[WHAT IS EXPECTED] Only the number is wanted: how many lines contain the string "产成品发出"?

[Data excerpts]

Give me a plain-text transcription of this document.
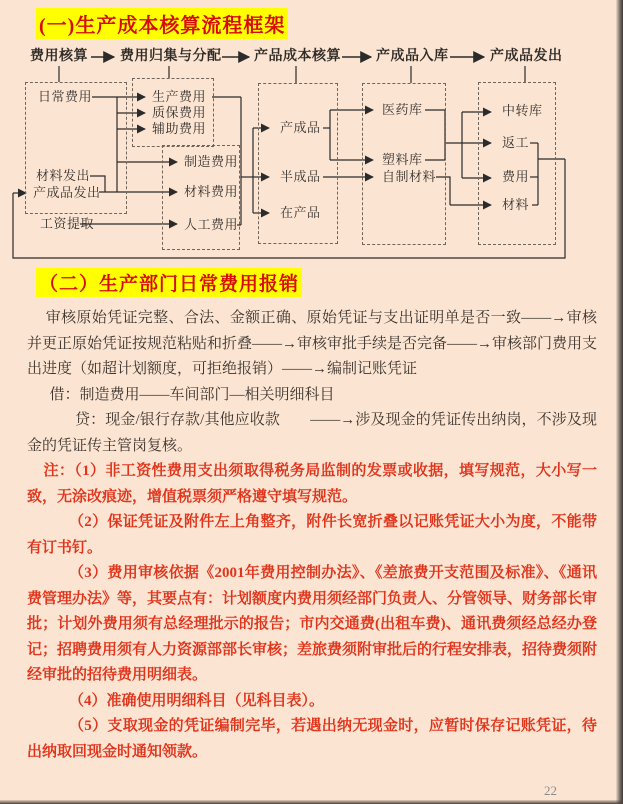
(一)生产成本核算流程框架
费用核算 费用归集与分配 产品成本核算	产成品入库	产成品发出
日常费用
材料发出
产成品发出
工资提取
生产费用
质保费用
辅助费用
制造费用
材料费用
人工费用
产成品
半成品
在产品
医药库
塑料库
自制材料
中转库
返工
费用
材料
（二）生产部门日常费用报销

审核原始凭证完整、合法、金额正确、原始凭证与支出证明单是否一致——→审核并更正原始凭证按规范粘贴和折叠——→审核审批手续是否完备——→审核部门费用支出进度（如超计划额度，可拒绝报销）——→编制记账凭证

借：制造费用——车间部门—相关明细科目

贷：现金/银行存款/其他应收款　　——→涉及现金的凭证传出纳岗，不涉及现金的凭证传主管岗复核。

注：（1）非工资性费用支出须取得税务局监制的发票或收据，填写规范，大小写一致，无涂改痕迹，增值税票须严格遵守填写规范。

（2）保证凭证及附件左上角整齐，附件长宽折叠以记账凭证大小为度，不能带有订书钉。

（3）费用审核依据《2001年费用控制办法》、《差旅费开支范围及标准》、《通讯费管理办法》等，其要点有：计划额度内费用须经部门负责人、分管领导、财务部长审批；计划外费用须有总经理批示的报告；市内交通费(出租车费)、通讯费须经总经办登记；招聘费用须有人力资源部部长审核；差旅费须附审批后的行程安排表，招待费须附经审批的招待费用明细表。

（4）准确使用明细科目（见科目表）。

（5）支取现金的凭证编制完毕，若遇出纳无现金时，应暂时保存记账凭证，待出纳取回现金时通知领款。

22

[CORRECT ANSWER] 2